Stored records
= = = = = = =

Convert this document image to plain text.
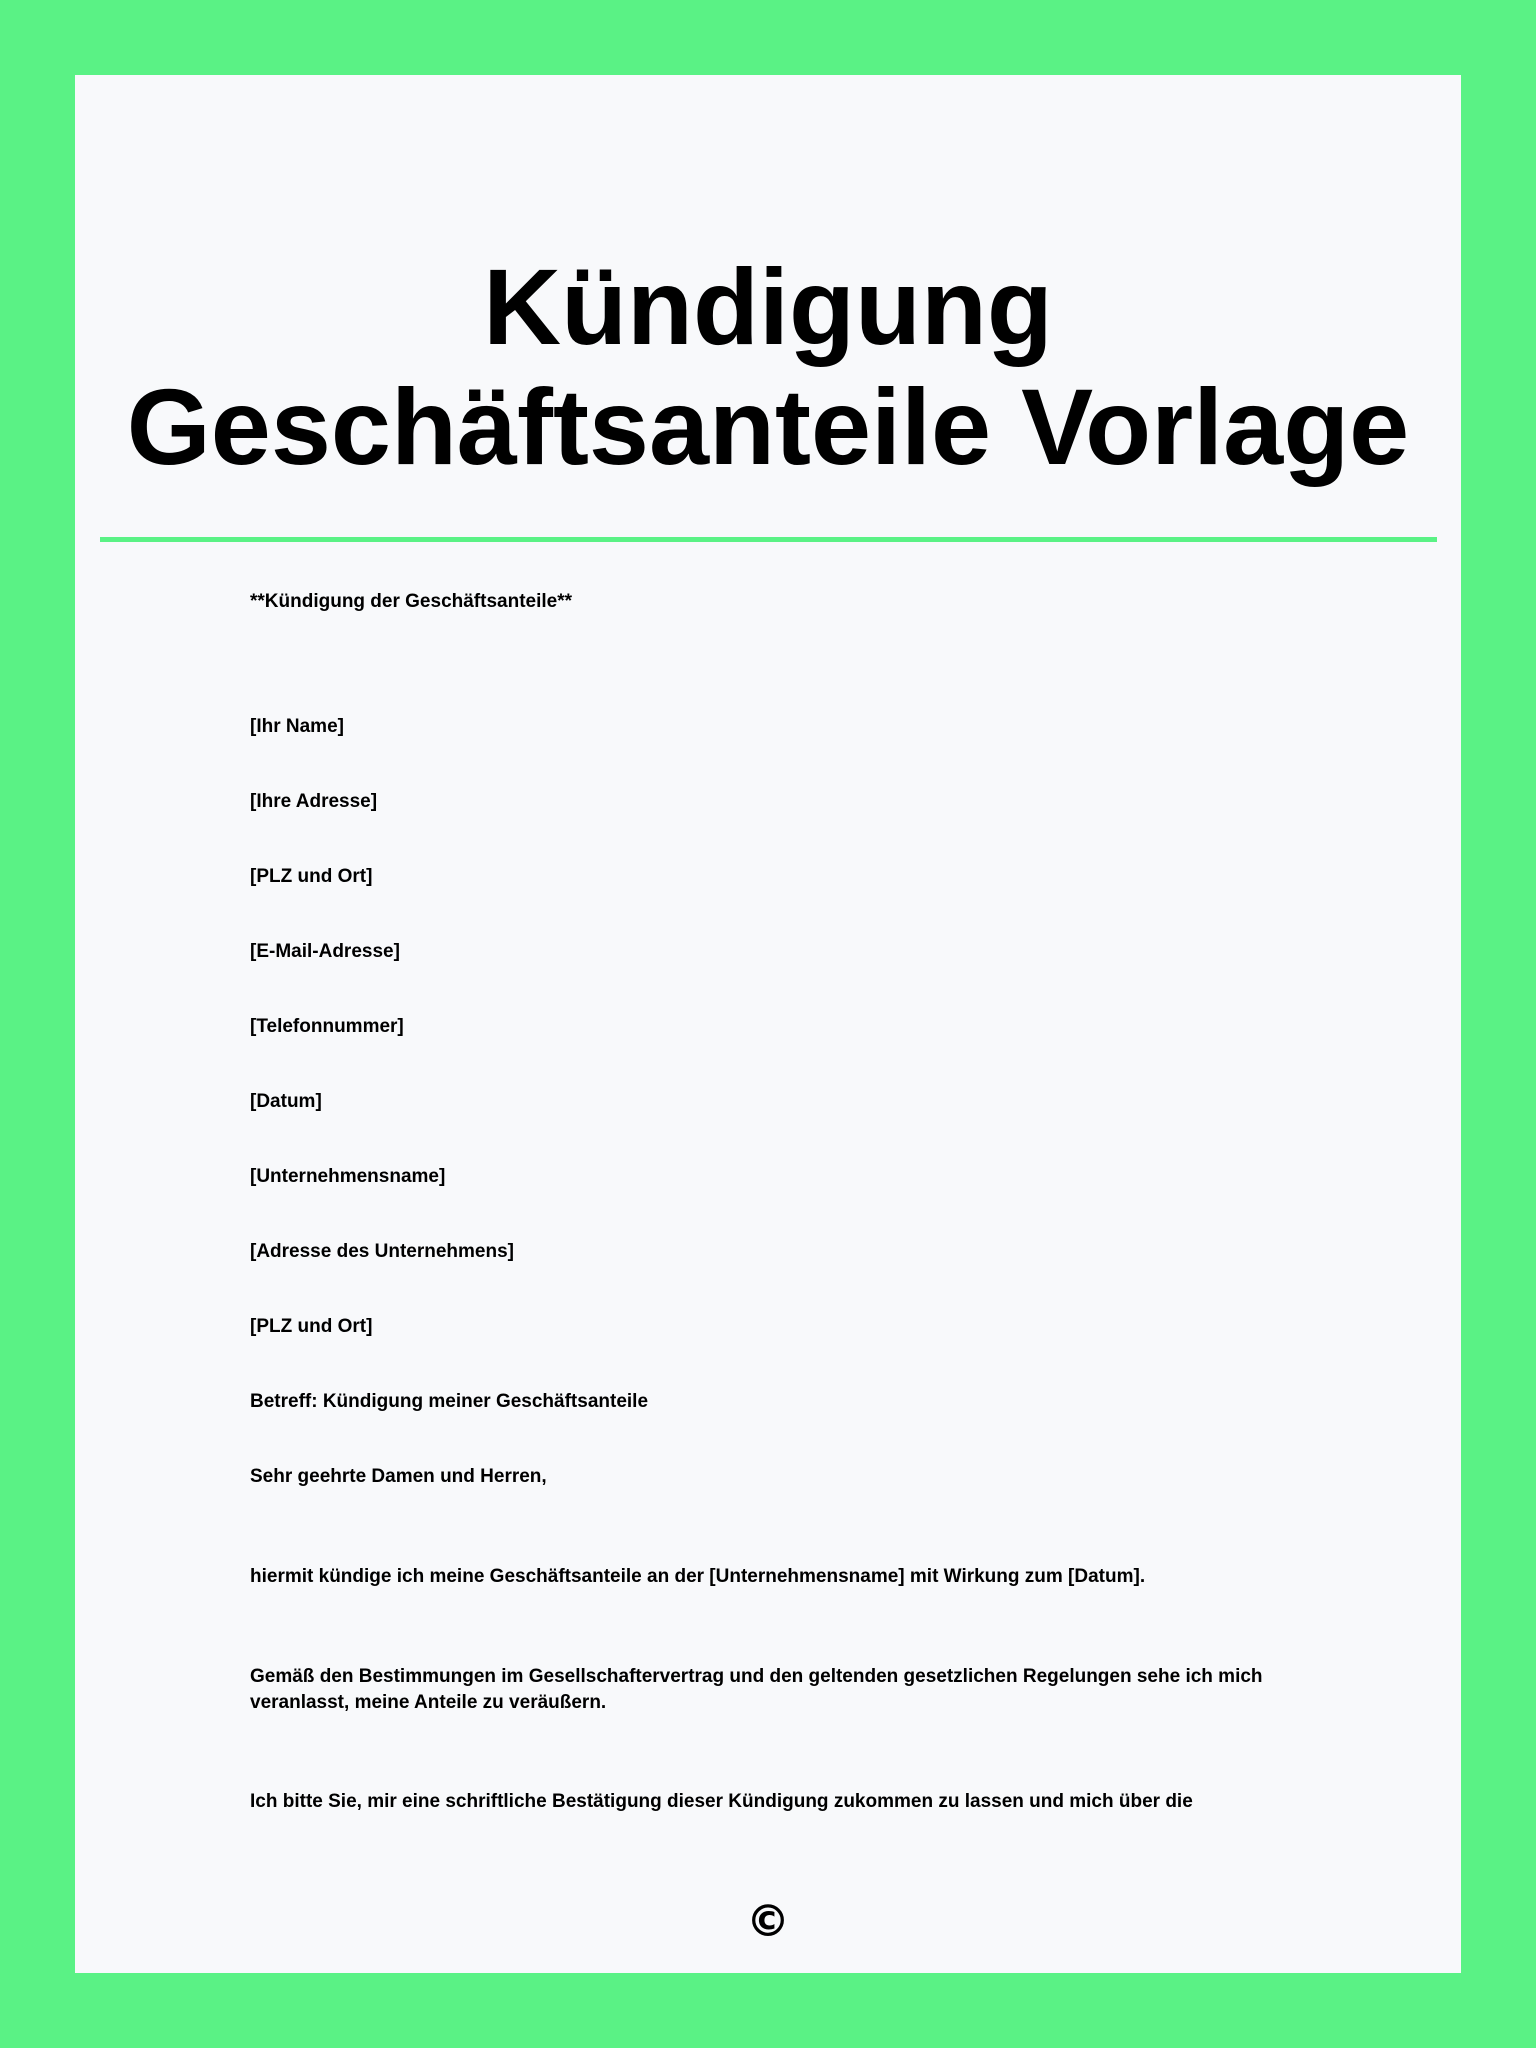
Kündigung Geschäftsanteile Vorlage

**Kündigung der Geschäftsanteile**

[Ihr Name]

[Ihre Adresse]

[PLZ und Ort]

[E-Mail-Adresse]

[Telefonnummer]

[Datum]

[Unternehmensname]

[Adresse des Unternehmens]

[PLZ und Ort]

Betreff: Kündigung meiner Geschäftsanteile

Sehr geehrte Damen und Herren,

hiermit kündige ich meine Geschäftsanteile an der [Unternehmensname] mit Wirkung zum [Datum].

Gemäß den Bestimmungen im Gesellschaftervertrag und den geltenden gesetzlichen Regelungen sehe ich mich veranlasst, meine Anteile zu veräußern.

Ich bitte Sie, mir eine schriftliche Bestätigung dieser Kündigung zukommen zu lassen und mich über die

©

= = = = = = =

Requirements
Copy the records above exactly, omitting every picture.

Response to this task
Convert this document image to plain text.
Kündigung Geschäftsanteile Vorlage

**Kündigung der Geschäftsanteile**

[Ihr Name]

[Ihre Adresse]

[PLZ und Ort]

[E-Mail-Adresse]

[Telefonnummer]

[Datum]

[Unternehmensname]

[Adresse des Unternehmens]

[PLZ und Ort]

Betreff: Kündigung meiner Geschäftsanteile

Sehr geehrte Damen und Herren,

hiermit kündige ich meine Geschäftsanteile an der [Unternehmensname] mit Wirkung zum [Datum].

Gemäß den Bestimmungen im Gesellschaftervertrag und den geltenden gesetzlichen Regelungen sehe ich mich veranlasst, meine Anteile zu veräußern.

Ich bitte Sie, mir eine schriftliche Bestätigung dieser Kündigung zukommen zu lassen und mich über die

©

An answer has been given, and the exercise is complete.